* _Task to carry out_: Check each line of the material below for "gemeint", then copy the ones that contain it.

--- begin Records shown ---

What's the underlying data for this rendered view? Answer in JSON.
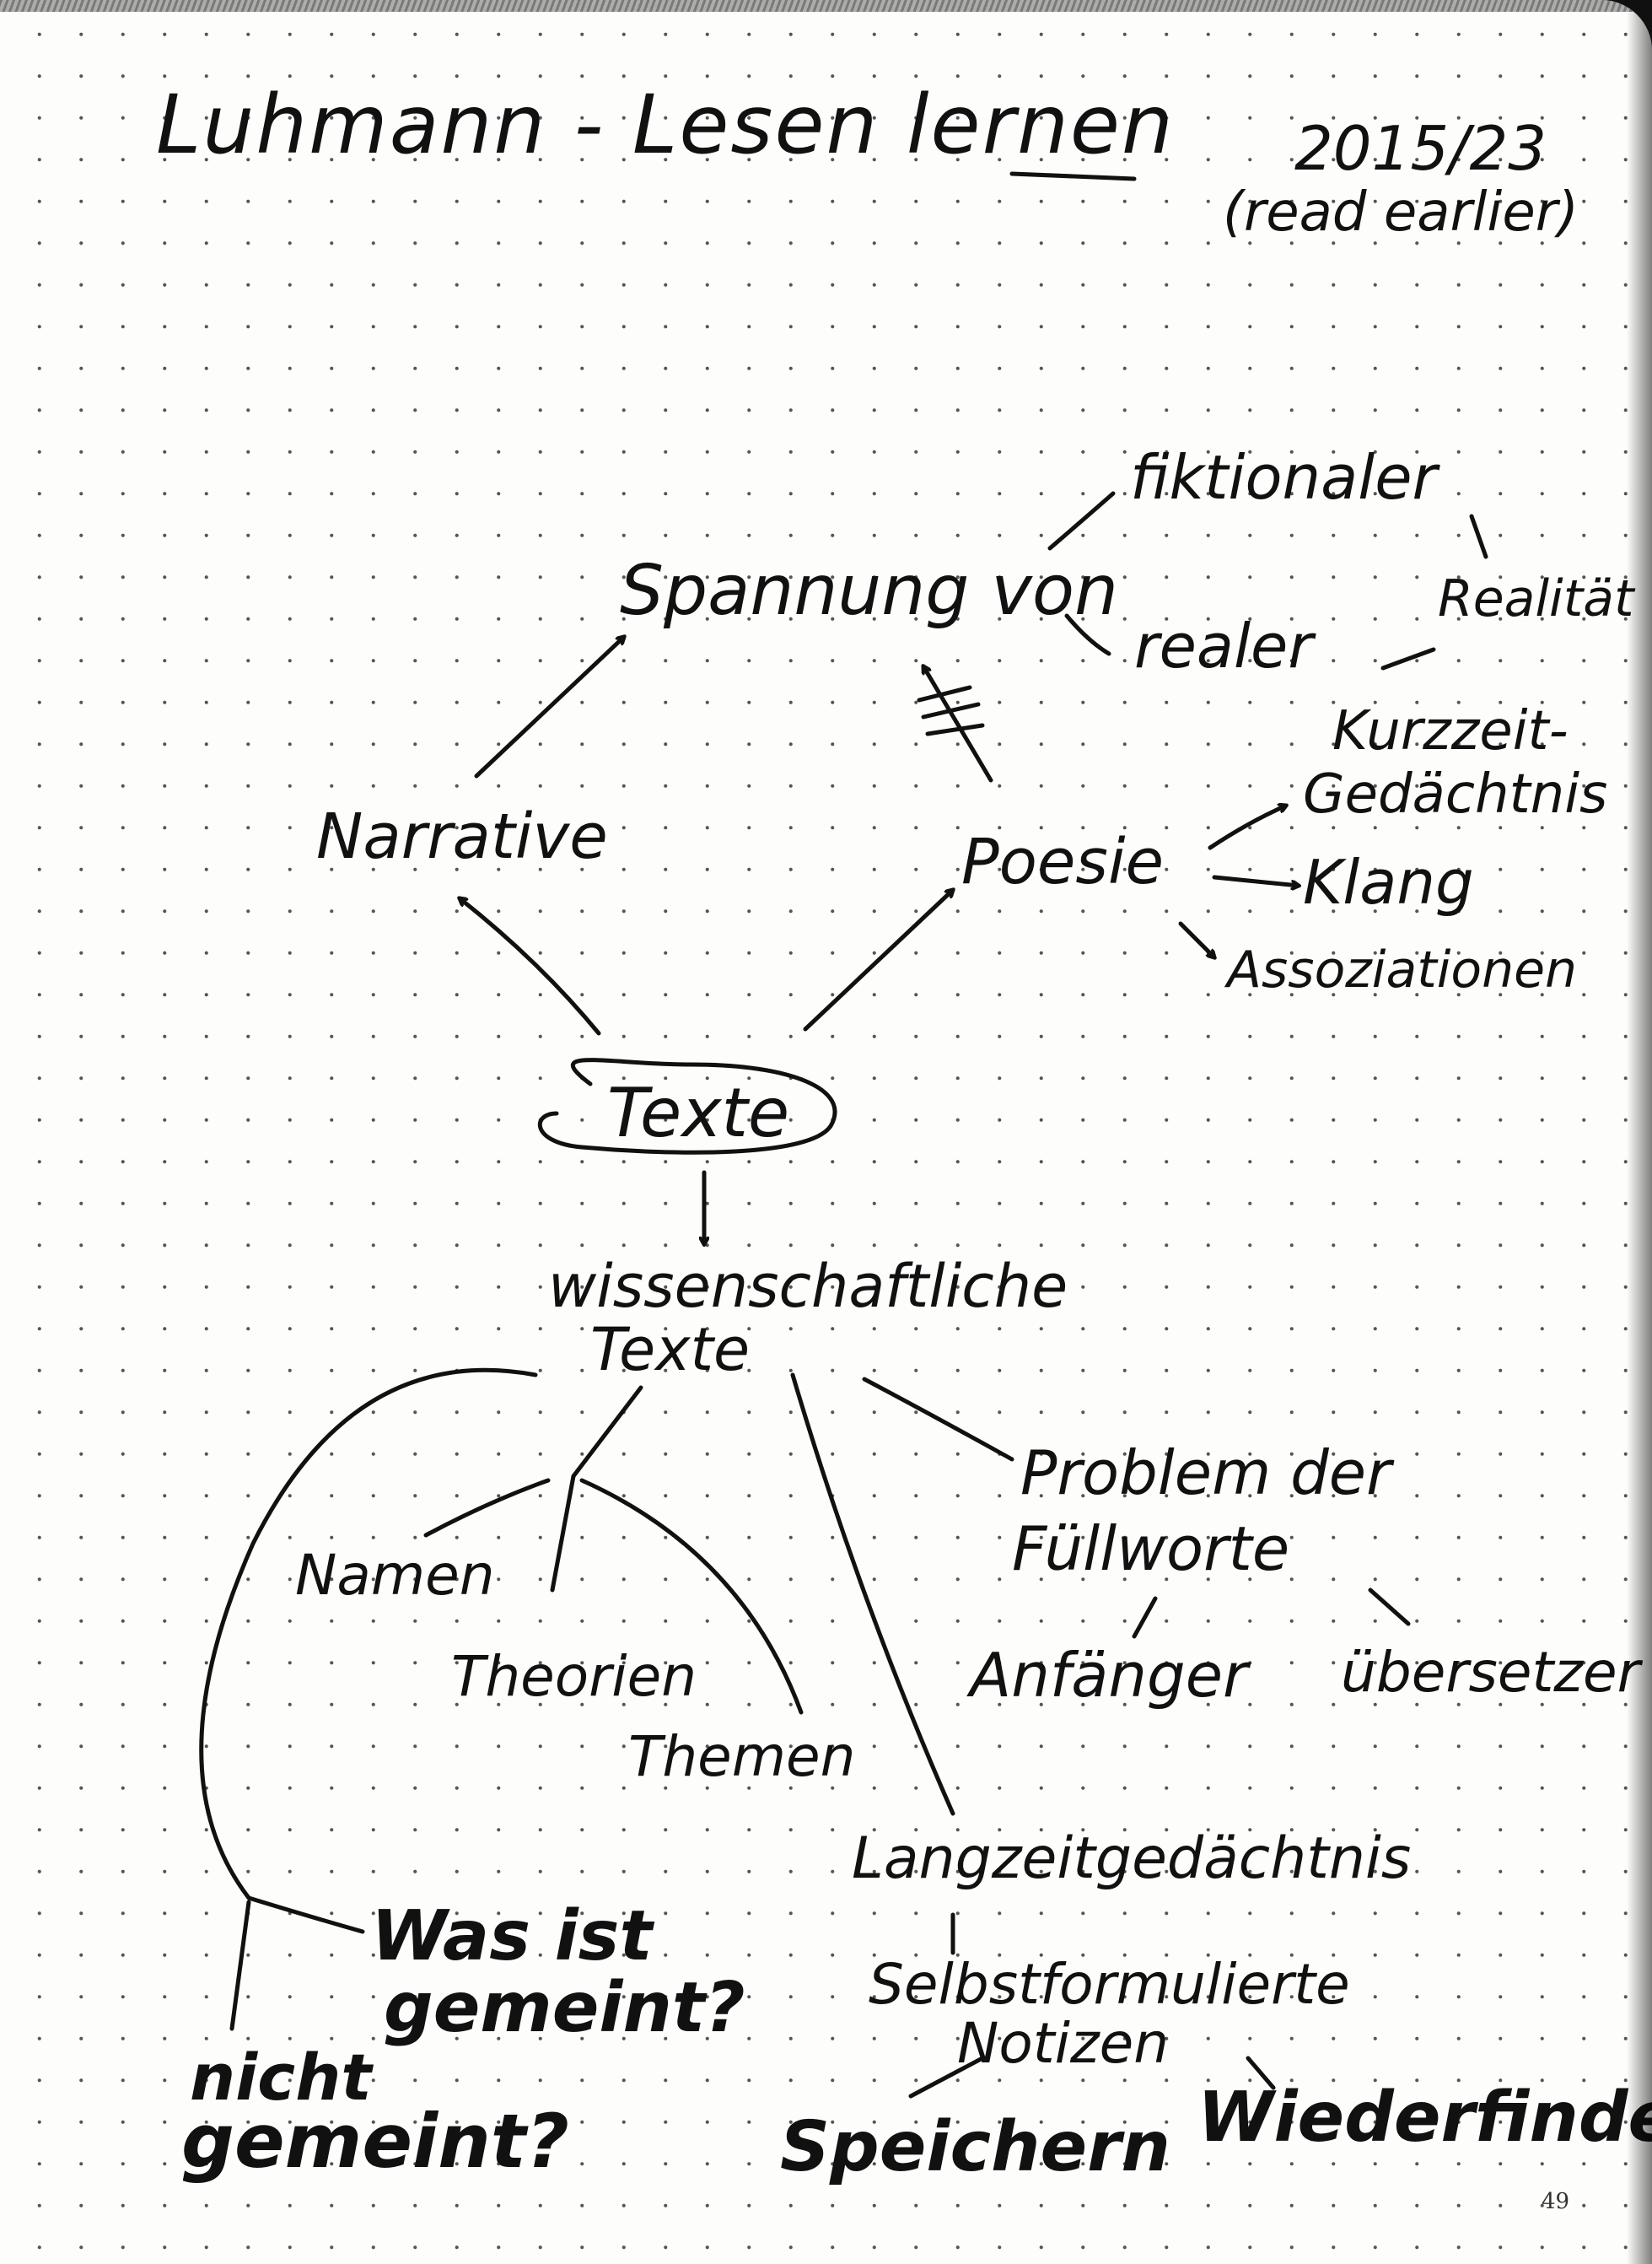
{
  "header": {
    "title": "Luhmann - Lesen lernen",
    "date": "2015/23",
    "note": "(read earlier)"
  },
  "nodes": {
    "spannung": "Spannung von",
    "fiktionaler": "fiktionaler",
    "realitaet": "Realität",
    "realer": "realer",
    "narrative": "Narrative",
    "poesie": "Poesie",
    "kurzzeit": "Kurzzeit-",
    "gedaechtnis": "Gedächtnis",
    "klang": "Klang",
    "assoziationen": "Assoziationen",
    "texte": "Texte",
    "wiss_line1": "wissenschaftliche",
    "wiss_line2": "Texte",
    "problem_line1": "Problem der",
    "problem_line2": "Füllworte",
    "anfaenger": "Anfänger",
    "uebersetzer": "übersetzer",
    "namen": "Namen",
    "theorien": "Theorien",
    "themen": "Themen",
    "langzeit": "Langzeitgedächtnis",
    "selbst": "Selbstformulierte",
    "notizen": "Notizen",
    "speichern": "Speichern",
    "wiederfinden": "Wiederfinden",
    "was_line1": "Was ist",
    "was_line2": "gemeint?",
    "nicht_line1": "nicht",
    "nicht_line2": "gemeint?"
  },
  "page_number": "49"
}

--- end Records shown ---

* _Task output_:
    "was_line2": "gemeint?",
    "nicht_line2": "gemeint?"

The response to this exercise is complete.